• Exercise task
Pick out every line with the word "valid" and copy it.

(Stored entries)
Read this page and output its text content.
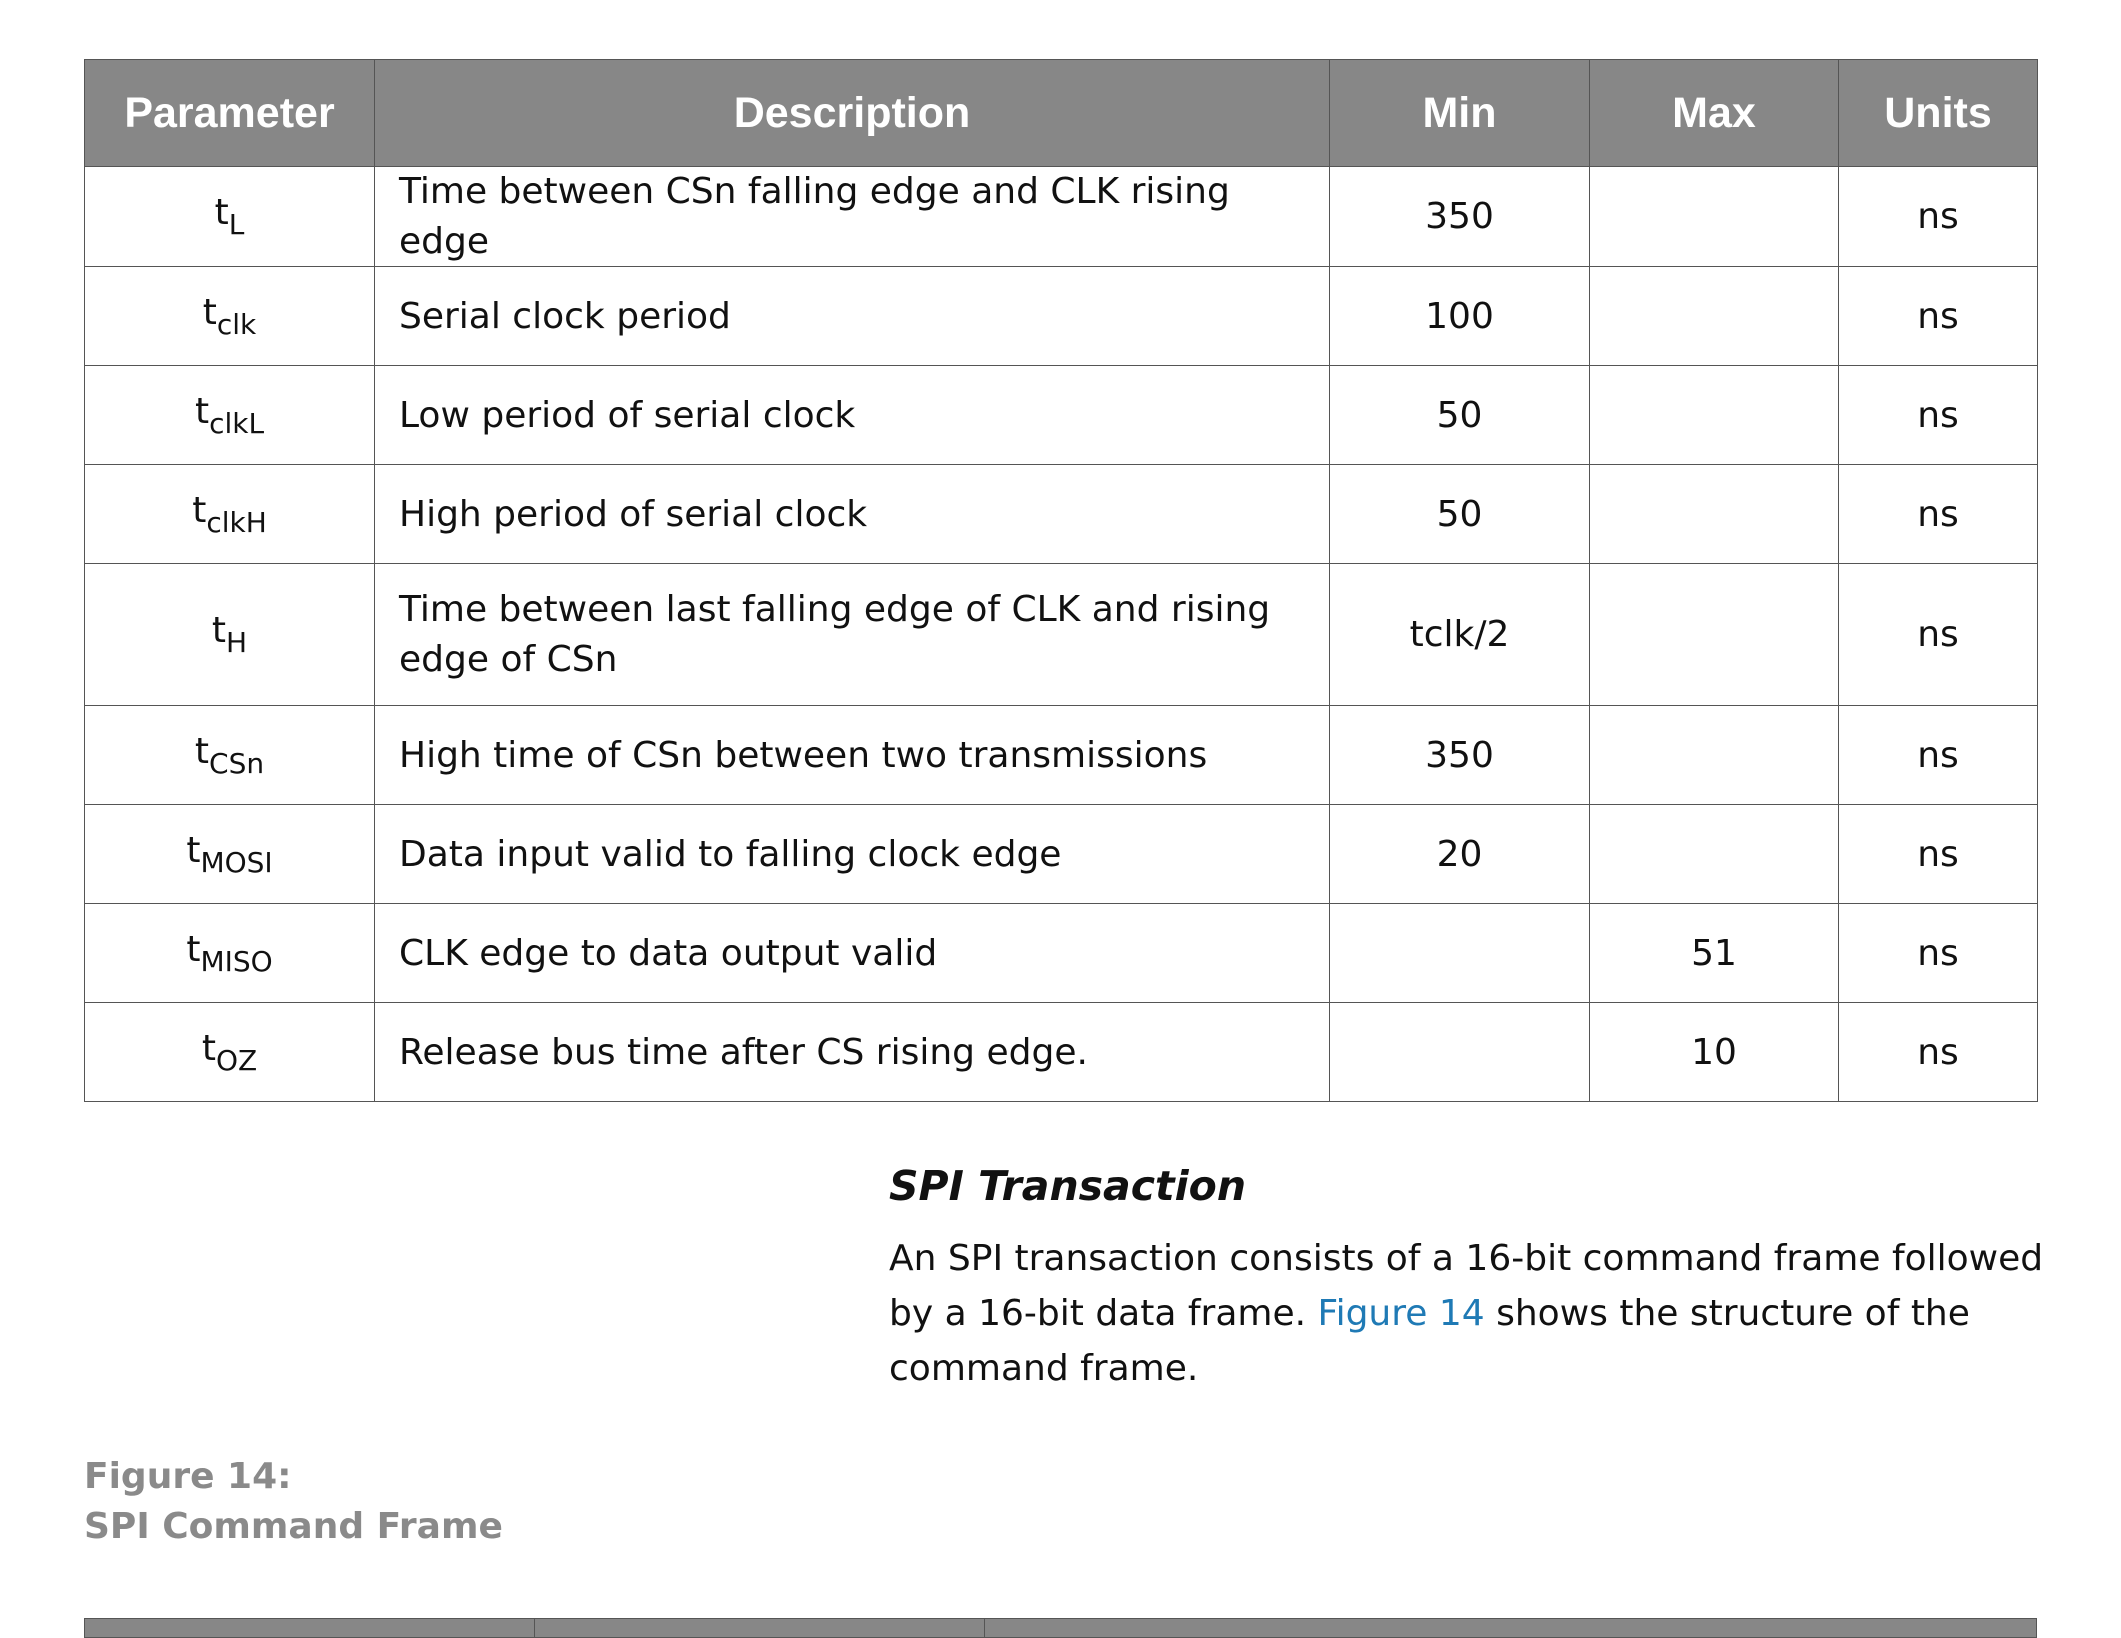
Parameter	Description	Min	Max	Units
$t_L$	Time between CSn falling edge and CLK rising edge	350		ns
$t_{clk}$	Serial clock period	100		ns
$t_{clkL}$	Low period of serial clock	50		ns
$t_{clkH}$	High period of serial clock	50		ns
$t_H$	Time between last falling edge of CLK and rising edge of CSn	tclk/2		ns
$t_{CSn}$	High time of CSn between two transmissions	350		ns
$t_{MOSI}$	Data input valid to falling clock edge	20		ns
$t_{MISO}$	CLK edge to data output valid		51	ns
$t_{OZ}$	Release bus time after CS rising edge.		10	ns
SPI Transaction

An SPI transaction consists of a 16-bit command frame followed by a 16-bit data frame. Figure 14 shows the structure of the command frame.

Figure 14:
SPI Command Frame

• Solution to this task
$t_{MOSI}$	Data input valid to falling clock edge	20		ns
$t_{MISO}$	CLK edge to data output valid		51	ns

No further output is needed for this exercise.